▶ Objective
Out of all the lines below, count those with the word "name". Give the number only.

▶ The records
start

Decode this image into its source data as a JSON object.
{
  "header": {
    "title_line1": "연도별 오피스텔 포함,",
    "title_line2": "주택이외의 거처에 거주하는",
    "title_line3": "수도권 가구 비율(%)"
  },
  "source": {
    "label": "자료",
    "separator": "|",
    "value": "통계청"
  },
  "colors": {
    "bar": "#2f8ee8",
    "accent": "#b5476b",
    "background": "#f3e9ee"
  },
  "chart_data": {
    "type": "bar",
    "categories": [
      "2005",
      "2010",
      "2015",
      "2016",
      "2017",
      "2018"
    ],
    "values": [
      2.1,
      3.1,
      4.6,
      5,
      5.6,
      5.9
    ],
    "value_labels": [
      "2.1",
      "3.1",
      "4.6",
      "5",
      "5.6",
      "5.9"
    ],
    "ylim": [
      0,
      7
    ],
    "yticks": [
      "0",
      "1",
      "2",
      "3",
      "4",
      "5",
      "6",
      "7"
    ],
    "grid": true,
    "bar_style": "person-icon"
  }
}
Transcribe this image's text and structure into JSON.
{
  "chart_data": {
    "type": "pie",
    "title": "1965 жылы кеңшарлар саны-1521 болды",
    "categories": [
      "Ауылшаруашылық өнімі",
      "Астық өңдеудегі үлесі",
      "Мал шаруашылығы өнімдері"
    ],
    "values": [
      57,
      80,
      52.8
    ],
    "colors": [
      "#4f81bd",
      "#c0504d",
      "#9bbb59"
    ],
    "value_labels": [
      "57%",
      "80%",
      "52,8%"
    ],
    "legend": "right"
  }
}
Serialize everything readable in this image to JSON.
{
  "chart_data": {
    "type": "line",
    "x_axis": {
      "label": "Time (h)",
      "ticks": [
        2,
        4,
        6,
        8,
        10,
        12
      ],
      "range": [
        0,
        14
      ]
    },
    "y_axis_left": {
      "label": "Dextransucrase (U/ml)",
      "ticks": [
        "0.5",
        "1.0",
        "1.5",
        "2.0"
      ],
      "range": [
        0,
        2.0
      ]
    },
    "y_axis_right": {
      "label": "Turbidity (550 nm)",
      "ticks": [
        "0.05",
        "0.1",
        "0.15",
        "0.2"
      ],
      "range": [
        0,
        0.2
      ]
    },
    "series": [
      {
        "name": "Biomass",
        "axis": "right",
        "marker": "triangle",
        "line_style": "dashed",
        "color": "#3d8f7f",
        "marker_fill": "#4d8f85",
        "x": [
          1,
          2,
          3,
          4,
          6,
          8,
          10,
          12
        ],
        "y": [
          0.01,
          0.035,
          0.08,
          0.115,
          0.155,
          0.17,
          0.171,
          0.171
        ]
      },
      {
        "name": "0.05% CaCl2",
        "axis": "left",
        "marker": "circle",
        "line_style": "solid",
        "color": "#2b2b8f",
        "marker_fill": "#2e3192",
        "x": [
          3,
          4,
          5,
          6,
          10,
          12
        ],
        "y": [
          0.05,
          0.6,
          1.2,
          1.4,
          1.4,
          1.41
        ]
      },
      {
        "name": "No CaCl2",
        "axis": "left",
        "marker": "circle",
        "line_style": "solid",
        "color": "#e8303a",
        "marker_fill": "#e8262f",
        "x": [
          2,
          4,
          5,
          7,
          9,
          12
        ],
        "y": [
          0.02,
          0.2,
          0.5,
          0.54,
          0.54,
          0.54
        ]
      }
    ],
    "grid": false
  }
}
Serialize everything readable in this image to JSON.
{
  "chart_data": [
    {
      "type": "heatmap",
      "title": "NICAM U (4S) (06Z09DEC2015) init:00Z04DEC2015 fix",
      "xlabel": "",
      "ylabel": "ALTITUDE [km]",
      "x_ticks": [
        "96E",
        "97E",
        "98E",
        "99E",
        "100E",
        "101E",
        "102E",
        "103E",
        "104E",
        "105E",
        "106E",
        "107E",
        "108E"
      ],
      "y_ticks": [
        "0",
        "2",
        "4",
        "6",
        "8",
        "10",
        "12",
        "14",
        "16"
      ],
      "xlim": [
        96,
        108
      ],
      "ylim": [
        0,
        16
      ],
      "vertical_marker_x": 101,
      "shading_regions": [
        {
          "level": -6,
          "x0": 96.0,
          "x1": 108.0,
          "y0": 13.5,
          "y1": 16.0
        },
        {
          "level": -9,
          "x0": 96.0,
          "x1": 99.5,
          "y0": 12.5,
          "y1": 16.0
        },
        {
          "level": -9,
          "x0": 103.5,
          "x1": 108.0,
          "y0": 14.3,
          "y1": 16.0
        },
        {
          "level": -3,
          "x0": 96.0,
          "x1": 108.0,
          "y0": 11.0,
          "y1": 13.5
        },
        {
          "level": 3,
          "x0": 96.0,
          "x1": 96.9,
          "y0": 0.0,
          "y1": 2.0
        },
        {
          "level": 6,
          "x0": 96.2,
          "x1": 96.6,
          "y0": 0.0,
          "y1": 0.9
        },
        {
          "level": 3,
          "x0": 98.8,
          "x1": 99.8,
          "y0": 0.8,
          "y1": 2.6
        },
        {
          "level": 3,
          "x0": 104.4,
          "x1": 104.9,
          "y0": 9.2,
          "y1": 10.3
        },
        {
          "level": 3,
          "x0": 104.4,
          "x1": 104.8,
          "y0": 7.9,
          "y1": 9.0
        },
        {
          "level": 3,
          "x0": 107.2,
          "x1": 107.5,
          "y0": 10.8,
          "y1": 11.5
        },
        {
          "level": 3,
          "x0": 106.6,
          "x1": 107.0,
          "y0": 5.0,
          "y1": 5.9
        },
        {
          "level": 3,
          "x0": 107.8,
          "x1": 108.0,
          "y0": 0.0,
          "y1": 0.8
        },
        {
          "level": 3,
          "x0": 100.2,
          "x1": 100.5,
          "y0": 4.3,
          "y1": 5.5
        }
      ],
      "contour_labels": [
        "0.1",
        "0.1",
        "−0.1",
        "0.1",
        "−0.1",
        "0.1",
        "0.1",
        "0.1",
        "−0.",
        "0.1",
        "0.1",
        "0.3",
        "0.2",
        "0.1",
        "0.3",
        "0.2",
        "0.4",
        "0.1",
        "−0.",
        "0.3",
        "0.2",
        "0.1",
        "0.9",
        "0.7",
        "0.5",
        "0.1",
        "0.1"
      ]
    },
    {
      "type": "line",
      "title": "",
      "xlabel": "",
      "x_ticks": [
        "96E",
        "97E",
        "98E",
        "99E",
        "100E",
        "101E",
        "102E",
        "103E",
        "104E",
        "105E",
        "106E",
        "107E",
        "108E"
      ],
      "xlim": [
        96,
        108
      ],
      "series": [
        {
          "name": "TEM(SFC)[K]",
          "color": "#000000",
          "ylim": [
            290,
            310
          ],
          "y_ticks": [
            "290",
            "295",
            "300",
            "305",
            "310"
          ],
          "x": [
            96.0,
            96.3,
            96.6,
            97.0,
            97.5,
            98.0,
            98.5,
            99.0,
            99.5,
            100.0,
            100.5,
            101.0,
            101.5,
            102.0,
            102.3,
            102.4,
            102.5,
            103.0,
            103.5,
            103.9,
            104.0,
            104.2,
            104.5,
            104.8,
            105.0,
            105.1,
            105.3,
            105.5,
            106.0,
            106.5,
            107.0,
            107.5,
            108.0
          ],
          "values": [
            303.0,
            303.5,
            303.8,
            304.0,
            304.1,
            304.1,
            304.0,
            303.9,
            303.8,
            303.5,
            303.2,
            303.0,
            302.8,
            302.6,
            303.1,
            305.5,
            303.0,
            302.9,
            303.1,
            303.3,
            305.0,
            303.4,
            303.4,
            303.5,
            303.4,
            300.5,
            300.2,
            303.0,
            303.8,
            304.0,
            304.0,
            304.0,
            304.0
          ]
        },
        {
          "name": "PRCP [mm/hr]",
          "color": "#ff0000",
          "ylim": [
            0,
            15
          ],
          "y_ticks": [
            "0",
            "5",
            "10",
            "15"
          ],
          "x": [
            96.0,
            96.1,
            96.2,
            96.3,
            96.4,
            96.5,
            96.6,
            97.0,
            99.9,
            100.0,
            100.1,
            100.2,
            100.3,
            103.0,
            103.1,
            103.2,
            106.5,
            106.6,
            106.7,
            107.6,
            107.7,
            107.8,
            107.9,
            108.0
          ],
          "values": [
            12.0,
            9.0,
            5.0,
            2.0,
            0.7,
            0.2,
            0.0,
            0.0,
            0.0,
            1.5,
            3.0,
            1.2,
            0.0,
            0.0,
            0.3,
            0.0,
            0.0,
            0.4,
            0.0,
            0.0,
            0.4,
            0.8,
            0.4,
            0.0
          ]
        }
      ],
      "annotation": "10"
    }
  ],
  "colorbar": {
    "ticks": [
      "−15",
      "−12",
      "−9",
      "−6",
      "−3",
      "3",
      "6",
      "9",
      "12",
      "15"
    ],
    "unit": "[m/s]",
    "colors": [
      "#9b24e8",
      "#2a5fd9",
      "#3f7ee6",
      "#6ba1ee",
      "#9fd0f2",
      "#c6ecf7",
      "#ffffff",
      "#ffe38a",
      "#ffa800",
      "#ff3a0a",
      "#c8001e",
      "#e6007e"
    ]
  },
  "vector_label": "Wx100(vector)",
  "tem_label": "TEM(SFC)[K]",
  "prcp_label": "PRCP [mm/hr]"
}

end

▶ Exercise result
5